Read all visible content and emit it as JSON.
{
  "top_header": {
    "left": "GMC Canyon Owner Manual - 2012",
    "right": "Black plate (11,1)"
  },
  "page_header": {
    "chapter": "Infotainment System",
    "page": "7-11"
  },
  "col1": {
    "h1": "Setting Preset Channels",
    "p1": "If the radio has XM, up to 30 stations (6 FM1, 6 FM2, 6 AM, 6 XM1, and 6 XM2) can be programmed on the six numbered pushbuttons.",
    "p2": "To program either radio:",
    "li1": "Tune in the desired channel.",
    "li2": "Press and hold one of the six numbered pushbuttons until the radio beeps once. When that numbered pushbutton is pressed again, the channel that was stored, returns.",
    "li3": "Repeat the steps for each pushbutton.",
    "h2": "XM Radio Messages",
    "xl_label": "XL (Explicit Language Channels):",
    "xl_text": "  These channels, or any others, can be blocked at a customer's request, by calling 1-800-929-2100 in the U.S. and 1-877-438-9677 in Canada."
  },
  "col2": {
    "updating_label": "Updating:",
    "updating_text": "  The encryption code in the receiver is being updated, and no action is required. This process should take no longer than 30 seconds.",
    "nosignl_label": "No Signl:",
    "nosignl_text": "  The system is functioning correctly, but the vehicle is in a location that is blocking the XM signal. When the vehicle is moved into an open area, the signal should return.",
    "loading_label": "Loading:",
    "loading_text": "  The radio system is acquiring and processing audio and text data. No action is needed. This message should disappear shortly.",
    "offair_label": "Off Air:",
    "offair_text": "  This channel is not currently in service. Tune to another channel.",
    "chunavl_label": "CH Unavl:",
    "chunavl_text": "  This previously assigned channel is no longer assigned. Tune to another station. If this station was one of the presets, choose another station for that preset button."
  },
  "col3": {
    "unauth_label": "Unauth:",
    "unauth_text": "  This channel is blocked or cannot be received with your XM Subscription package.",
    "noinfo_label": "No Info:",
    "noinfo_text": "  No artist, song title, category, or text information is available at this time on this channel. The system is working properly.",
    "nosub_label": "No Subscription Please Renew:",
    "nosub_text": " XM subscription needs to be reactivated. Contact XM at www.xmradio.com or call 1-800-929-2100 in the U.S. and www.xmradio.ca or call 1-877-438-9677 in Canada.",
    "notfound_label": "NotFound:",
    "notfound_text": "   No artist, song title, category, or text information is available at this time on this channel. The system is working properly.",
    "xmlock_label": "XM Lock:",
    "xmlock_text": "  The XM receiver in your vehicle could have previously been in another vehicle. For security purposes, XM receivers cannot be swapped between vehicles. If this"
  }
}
========================
PROBLEM
Using the data above, copy each line that contains "When".

EXERCISE OUTPUT
    "li2": "Press and hold one of the six numbered pushbuttons until the radio beeps once. When that numbered pushbutton is pressed again, the channel that was stored, returns.",
    "nosignl_text": "  The system is functioning correctly, but the vehicle is in a location that is blocking the XM signal. When the vehicle is moved into an open area, the signal should return.",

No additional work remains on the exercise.